Work to be completed: Every line containing the word "JSON" needs to be found and copied.

§

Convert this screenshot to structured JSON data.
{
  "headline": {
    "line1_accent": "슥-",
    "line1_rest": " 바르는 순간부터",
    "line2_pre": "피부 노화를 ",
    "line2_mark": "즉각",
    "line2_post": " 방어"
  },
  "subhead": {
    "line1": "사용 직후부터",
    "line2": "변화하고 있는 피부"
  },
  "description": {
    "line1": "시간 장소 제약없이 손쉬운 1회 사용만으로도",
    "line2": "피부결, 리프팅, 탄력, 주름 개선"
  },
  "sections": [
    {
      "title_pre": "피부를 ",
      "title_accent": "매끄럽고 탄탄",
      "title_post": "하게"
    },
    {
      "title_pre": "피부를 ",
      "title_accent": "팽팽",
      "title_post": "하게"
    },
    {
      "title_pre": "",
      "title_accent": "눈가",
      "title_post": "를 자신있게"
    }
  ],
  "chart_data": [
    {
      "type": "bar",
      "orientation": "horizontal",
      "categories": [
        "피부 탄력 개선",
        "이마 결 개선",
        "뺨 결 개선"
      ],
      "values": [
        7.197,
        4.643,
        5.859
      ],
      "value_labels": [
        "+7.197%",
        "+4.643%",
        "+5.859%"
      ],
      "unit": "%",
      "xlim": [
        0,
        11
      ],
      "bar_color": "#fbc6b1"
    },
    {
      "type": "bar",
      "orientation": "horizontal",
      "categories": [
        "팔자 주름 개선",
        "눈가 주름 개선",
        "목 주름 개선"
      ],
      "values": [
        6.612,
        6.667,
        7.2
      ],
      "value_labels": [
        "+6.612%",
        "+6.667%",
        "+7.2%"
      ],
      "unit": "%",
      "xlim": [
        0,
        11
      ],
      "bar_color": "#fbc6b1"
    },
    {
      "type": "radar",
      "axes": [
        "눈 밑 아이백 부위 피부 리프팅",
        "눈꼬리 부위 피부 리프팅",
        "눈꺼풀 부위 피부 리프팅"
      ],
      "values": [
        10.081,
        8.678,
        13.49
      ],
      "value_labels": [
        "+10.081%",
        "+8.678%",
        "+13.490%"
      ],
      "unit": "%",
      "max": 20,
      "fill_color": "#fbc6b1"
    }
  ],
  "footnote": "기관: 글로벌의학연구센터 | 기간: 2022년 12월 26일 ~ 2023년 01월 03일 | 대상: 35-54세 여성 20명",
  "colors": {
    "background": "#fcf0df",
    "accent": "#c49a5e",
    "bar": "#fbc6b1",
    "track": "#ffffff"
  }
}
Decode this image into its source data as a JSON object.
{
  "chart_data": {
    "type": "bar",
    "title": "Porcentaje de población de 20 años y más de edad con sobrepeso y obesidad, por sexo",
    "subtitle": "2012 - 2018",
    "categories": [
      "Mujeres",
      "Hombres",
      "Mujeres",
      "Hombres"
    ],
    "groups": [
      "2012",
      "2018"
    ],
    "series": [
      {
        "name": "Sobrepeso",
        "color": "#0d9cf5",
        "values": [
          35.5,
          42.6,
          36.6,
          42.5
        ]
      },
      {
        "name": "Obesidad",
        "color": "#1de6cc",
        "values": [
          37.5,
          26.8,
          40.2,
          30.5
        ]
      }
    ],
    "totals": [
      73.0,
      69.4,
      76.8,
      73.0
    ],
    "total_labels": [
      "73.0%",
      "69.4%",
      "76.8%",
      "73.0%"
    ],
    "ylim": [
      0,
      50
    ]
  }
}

§

Task output:
Convert this screenshot to structured JSON data.
Decode this image into its source data as a JSON object.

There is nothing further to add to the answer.